===== PROVIDED RECORDS =====

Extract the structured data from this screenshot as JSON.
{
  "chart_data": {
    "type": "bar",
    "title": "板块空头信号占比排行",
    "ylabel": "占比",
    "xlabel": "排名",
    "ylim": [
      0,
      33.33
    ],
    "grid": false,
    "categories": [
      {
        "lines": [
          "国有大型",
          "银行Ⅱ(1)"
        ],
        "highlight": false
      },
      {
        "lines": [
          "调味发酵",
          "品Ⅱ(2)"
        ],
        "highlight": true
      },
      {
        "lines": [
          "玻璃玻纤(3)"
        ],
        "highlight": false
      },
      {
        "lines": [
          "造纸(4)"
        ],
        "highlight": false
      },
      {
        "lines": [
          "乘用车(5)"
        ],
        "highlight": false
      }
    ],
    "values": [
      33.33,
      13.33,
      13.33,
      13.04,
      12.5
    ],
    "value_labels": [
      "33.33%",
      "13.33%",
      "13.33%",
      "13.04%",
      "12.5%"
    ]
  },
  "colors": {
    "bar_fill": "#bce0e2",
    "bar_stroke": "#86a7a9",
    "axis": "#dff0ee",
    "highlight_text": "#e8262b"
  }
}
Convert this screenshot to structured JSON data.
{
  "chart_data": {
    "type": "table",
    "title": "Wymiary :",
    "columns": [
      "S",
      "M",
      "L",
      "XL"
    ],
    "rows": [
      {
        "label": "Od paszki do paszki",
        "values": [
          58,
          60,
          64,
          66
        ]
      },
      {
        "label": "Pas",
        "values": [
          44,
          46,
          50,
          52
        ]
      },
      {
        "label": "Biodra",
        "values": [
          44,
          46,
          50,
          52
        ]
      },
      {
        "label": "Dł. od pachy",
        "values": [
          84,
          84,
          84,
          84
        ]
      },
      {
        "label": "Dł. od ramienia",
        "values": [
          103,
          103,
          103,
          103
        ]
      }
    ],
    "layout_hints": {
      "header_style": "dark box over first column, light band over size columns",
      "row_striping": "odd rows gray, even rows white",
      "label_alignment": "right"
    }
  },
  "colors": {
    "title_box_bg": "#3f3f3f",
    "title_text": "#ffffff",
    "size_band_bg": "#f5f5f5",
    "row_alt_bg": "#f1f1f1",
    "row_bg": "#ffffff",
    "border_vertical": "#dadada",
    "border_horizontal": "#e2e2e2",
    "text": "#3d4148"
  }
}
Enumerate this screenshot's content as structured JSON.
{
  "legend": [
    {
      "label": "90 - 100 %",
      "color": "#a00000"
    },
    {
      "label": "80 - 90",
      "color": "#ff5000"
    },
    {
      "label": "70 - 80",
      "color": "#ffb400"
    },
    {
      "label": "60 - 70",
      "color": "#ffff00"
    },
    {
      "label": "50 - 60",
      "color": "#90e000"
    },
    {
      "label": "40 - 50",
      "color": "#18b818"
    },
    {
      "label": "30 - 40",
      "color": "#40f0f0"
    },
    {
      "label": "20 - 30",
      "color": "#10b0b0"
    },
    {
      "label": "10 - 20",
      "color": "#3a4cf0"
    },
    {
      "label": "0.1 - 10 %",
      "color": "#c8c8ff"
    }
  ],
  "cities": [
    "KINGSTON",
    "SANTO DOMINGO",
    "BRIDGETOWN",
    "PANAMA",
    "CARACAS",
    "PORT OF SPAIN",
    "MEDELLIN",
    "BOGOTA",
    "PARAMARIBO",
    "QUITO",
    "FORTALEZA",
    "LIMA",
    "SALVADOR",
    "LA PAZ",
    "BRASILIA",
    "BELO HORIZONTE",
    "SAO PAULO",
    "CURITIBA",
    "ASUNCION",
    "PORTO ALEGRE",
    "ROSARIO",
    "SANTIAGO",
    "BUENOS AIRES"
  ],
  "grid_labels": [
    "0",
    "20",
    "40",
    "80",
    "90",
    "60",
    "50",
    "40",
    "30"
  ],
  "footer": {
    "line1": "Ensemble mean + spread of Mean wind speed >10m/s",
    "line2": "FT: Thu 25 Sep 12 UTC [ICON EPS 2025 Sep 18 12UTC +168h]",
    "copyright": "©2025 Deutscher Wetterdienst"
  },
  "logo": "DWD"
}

=====

-- TASK INSTRUCTIONS --
Using the listing above, locate the lines that hold "structured" and copy each one.

-- OUTPUT FOR THIS TASK --
Extract the structured data from this screenshot as JSON.
Convert this screenshot to structured JSON data.
Enumerate this screenshot's content as structured JSON.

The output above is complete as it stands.